Every record here needs to be written out again exactly.

===============

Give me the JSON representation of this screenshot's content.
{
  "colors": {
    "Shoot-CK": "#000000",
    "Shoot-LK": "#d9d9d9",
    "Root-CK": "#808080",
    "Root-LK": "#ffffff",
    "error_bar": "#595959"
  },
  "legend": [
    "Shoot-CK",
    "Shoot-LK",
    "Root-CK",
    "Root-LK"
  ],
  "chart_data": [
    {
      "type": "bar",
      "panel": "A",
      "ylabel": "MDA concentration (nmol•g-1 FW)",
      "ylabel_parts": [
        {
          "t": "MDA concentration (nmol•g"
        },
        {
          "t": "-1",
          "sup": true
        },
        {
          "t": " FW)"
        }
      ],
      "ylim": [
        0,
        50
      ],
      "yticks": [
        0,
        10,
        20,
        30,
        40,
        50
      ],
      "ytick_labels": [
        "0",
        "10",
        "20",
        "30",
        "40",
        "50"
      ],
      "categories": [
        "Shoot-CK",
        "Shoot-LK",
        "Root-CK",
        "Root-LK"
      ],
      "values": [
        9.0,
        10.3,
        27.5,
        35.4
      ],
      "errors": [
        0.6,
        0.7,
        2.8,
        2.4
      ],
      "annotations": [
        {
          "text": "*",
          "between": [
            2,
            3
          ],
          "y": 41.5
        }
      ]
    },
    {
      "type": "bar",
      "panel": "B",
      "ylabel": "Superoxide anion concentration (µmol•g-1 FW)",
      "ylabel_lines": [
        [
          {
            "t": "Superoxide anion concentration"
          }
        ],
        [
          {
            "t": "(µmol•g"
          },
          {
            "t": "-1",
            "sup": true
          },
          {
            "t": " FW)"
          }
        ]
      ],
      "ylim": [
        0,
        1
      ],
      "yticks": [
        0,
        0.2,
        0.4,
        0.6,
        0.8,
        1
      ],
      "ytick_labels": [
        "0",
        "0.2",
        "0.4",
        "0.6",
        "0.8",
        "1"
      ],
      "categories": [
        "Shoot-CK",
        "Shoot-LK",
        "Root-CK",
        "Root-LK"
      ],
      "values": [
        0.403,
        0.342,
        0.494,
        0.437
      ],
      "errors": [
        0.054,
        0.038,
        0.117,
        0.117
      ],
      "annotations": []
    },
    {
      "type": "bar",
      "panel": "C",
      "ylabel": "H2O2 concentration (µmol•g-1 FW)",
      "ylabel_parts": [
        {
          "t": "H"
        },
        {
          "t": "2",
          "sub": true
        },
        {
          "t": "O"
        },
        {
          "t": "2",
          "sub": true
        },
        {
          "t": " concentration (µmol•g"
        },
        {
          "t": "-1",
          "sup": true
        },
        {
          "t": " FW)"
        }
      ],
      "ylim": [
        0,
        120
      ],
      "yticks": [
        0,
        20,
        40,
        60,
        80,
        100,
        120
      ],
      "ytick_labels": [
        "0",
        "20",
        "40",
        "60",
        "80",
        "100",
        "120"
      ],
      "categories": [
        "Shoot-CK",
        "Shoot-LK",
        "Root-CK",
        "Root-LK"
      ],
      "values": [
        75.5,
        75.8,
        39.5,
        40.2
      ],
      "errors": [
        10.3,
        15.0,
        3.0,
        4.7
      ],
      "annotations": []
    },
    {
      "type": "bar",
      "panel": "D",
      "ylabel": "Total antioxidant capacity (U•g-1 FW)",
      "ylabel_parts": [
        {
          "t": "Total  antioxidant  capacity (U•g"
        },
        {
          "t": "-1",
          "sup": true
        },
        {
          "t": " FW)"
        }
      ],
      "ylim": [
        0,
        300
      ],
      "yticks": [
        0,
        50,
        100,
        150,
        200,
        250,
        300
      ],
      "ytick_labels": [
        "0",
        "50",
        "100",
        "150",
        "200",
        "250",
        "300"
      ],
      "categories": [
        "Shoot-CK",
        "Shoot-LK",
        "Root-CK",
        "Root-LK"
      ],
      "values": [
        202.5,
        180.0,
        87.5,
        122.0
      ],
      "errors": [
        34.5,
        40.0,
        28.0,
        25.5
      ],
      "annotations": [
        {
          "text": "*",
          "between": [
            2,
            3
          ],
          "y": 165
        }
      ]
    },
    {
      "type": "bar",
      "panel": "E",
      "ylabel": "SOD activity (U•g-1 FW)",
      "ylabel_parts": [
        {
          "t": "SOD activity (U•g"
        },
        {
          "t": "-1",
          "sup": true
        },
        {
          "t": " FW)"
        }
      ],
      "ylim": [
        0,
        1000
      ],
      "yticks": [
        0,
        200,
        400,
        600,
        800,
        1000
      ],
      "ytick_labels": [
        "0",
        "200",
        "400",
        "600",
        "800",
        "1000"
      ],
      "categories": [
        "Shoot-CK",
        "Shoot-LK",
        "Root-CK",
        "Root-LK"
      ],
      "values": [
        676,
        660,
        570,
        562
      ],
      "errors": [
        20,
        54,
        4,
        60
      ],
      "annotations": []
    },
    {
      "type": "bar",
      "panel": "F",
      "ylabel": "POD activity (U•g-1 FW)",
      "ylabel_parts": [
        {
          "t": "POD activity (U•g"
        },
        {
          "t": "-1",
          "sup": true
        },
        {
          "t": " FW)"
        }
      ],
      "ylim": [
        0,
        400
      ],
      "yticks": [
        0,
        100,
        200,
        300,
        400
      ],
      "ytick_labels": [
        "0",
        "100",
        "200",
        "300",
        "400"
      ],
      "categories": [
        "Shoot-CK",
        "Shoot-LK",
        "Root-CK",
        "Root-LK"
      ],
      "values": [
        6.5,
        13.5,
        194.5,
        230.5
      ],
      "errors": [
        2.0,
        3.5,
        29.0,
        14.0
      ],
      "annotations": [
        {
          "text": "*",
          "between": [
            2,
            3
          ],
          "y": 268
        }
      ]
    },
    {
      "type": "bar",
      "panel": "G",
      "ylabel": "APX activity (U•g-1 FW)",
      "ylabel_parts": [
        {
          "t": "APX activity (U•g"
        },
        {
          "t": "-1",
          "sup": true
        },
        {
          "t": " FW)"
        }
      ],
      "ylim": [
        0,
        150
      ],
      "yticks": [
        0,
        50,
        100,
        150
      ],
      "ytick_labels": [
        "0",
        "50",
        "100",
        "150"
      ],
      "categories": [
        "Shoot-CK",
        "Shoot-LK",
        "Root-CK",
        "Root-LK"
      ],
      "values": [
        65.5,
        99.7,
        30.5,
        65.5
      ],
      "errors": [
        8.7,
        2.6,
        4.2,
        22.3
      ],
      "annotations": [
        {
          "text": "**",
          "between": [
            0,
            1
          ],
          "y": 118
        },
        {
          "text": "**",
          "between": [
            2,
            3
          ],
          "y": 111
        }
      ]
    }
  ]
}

===============

EXERCISE RESPONSE:
Give me the JSON representation of this screenshot's content.
{
  "colors": {
    "Shoot-CK": "#000000",
    "Shoot-LK": "#d9d9d9",
    "Root-CK": "#808080",
    "Root-LK": "#ffffff",
    "error_bar": "#595959"
  },
  "legend": [
    "Shoot-CK",
    "Shoot-LK",
    "Root-CK",
    "Root-LK"
  ],
  "chart_data": [
    {
      "type": "bar",
      "panel": "A",
      "ylabel": "MDA concentration (nmol•g-1 FW)",
      "ylabel_parts": [
        {
          "t": "MDA concentration (nmol•g"
        },
        {
          "t": "-1",
          "sup": true
        },
        {
          "t": " FW)"
        }
      ],
      "ylim": [
        0,
        50
      ],
      "yticks": [
        0,
        10,
        20,
        30,
        40,
        50
      ],
      "ytick_labels": [
        "0",
        "10",
        "20",
        "30",
        "40",
        "50"
      ],
      "categories": [
        "Shoot-CK",
        "Shoot-LK",
        "Root-CK",
        "Root-LK"
      ],
      "values": [
        9.0,
        10.3,
        27.5,
        35.4
      ],
      "errors": [
        0.6,
        0.7,
        2.8,
        2.4
      ],
      "annotations": [
        {
          "text": "*",
          "between": [
            2,
            3
          ],
          "y": 41.5
        }
      ]
    },
    {
      "type": "bar",
      "panel": "B",
      "ylabel": "Superoxide anion concentration (µmol•g-1 FW)",
      "ylabel_lines": [
        [
          {
            "t": "Superoxide anion concentration"
          }
        ],
        [
          {
            "t": "(µmol•g"
          },
          {
            "t": "-1",
            "sup": true
          },
          {
            "t": " FW)"
          }
        ]
      ],
      "ylim": [
        0,
        1
      ],
      "yticks": [
        0,
        0.2,
        0.4,
        0.6,
        0.8,
        1
      ],
      "ytick_labels": [
        "0",
        "0.2",
        "0.4",
        "0.6",
        "0.8",
        "1"
      ],
      "categories": [
        "Shoot-CK",
        "Shoot-LK",
        "Root-CK",
        "Root-LK"
      ],
      "values": [
        0.403,
        0.342,
        0.494,
        0.437
      ],
      "errors": [
        0.054,
        0.038,
        0.117,
        0.117
      ],
      "annotations": []
    },
    {
      "type": "bar",
      "panel": "C",
      "ylabel": "H2O2 concentration (µmol•g-1 FW)",
      "ylabel_parts": [
        {
          "t": "H"
        },
        {
          "t": "2",
          "sub": true
        },
        {
          "t": "O"
        },
        {
          "t": "2",
          "sub": true
        },
        {
          "t": " concentration (µmol•g"
        },
        {
          "t": "-1",
          "sup": true
        },
        {
          "t": " FW)"
        }
      ],
      "ylim": [
        0,
        120
      ],
      "yticks": [
        0,
        20,
        40,
        60,
        80,
        100,
        120
      ],
      "ytick_labels": [
        "0",
        "20",
        "40",
        "60",
        "80",
        "100",
        "120"
      ],
      "categories": [
        "Shoot-CK",
        "Shoot-LK",
        "Root-CK",
        "Root-LK"
      ],
      "values": [
        75.5,
        75.8,
        39.5,
        40.2
      ],
      "errors": [
        10.3,
        15.0,
        3.0,
        4.7
      ],
      "annotations": []
    },
    {
      "type": "bar",
      "panel": "D",
      "ylabel": "Total antioxidant capacity (U•g-1 FW)",
      "ylabel_parts": [
        {
          "t": "Total  antioxidant  capacity (U•g"
        },
        {
          "t": "-1",
          "sup": true
        },
        {
          "t": " FW)"
        }
      ],
      "ylim": [
        0,
        300
      ],
      "yticks": [
        0,
        50,
        100,
        150,
        200,
        250,
        300
      ],
      "ytick_labels": [
        "0",
        "50",
        "100",
        "150",
        "200",
        "250",
        "300"
      ],
      "categories": [
        "Shoot-CK",
        "Shoot-LK",
        "Root-CK",
        "Root-LK"
      ],
      "values": [
        202.5,
        180.0,
        87.5,
        122.0
      ],
      "errors": [
        34.5,
        40.0,
        28.0,
        25.5
      ],
      "annotations": [
        {
          "text": "*",
          "between": [
            2,
            3
          ],
          "y": 165
        }
      ]
    },
    {
      "type": "bar",
      "panel": "E",
      "ylabel": "SOD activity (U•g-1 FW)",
      "ylabel_parts": [
        {
          "t": "SOD activity (U•g"
        },
        {
          "t": "-1",
          "sup": true
        },
        {
          "t": " FW)"
        }
      ],
      "ylim": [
        0,
        1000
      ],
      "yticks": [
        0,
        200,
        400,
        600,
        800,
        1000
      ],
      "ytick_labels": [
        "0",
        "200",
        "400",
        "600",
        "800",
        "1000"
      ],
      "categories": [
        "Shoot-CK",
        "Shoot-LK",
        "Root-CK",
        "Root-LK"
      ],
      "values": [
        676,
        660,
        570,
        562
      ],
      "errors": [
        20,
        54,
        4,
        60
      ],
      "annotations": []
    },
    {
      "type": "bar",
      "panel": "F",
      "ylabel": "POD activity (U•g-1 FW)",
      "ylabel_parts": [
        {
          "t": "POD activity (U•g"
        },
        {
          "t": "-1",
          "sup": true
        },
        {
          "t": " FW)"
        }
      ],
      "ylim": [
        0,
        400
      ],
      "yticks": [
        0,
        100,
        200,
        300,
        400
      ],
      "ytick_labels": [
        "0",
        "100",
        "200",
        "300",
        "400"
      ],
      "categories": [
        "Shoot-CK",
        "Shoot-LK",
        "Root-CK",
        "Root-LK"
      ],
      "values": [
        6.5,
        13.5,
        194.5,
        230.5
      ],
      "errors": [
        2.0,
        3.5,
        29.0,
        14.0
      ],
      "annotations": [
        {
          "text": "*",
          "between": [
            2,
            3
          ],
          "y": 268
        }
      ]
    },
    {
      "type": "bar",
      "panel": "G",
      "ylabel": "APX activity (U•g-1 FW)",
      "ylabel_parts": [
        {
          "t": "APX activity (U•g"
        },
        {
          "t": "-1",
          "sup": true
        },
        {
          "t": " FW)"
        }
      ],
      "ylim": [
        0,
        150
      ],
      "yticks": [
        0,
        50,
        100,
        150
      ],
      "ytick_labels": [
        "0",
        "50",
        "100",
        "150"
      ],
      "categories": [
        "Shoot-CK",
        "Shoot-LK",
        "Root-CK",
        "Root-LK"
      ],
      "values": [
        65.5,
        99.7,
        30.5,
        65.5
      ],
      "errors": [
        8.7,
        2.6,
        4.2,
        22.3
      ],
      "annotations": [
        {
          "text": "**",
          "between": [
            0,
            1
          ],
          "y": 118
        },
        {
          "text": "**",
          "between": [
            2,
            3
          ],
          "y": 111
        }
      ]
    }
  ]
}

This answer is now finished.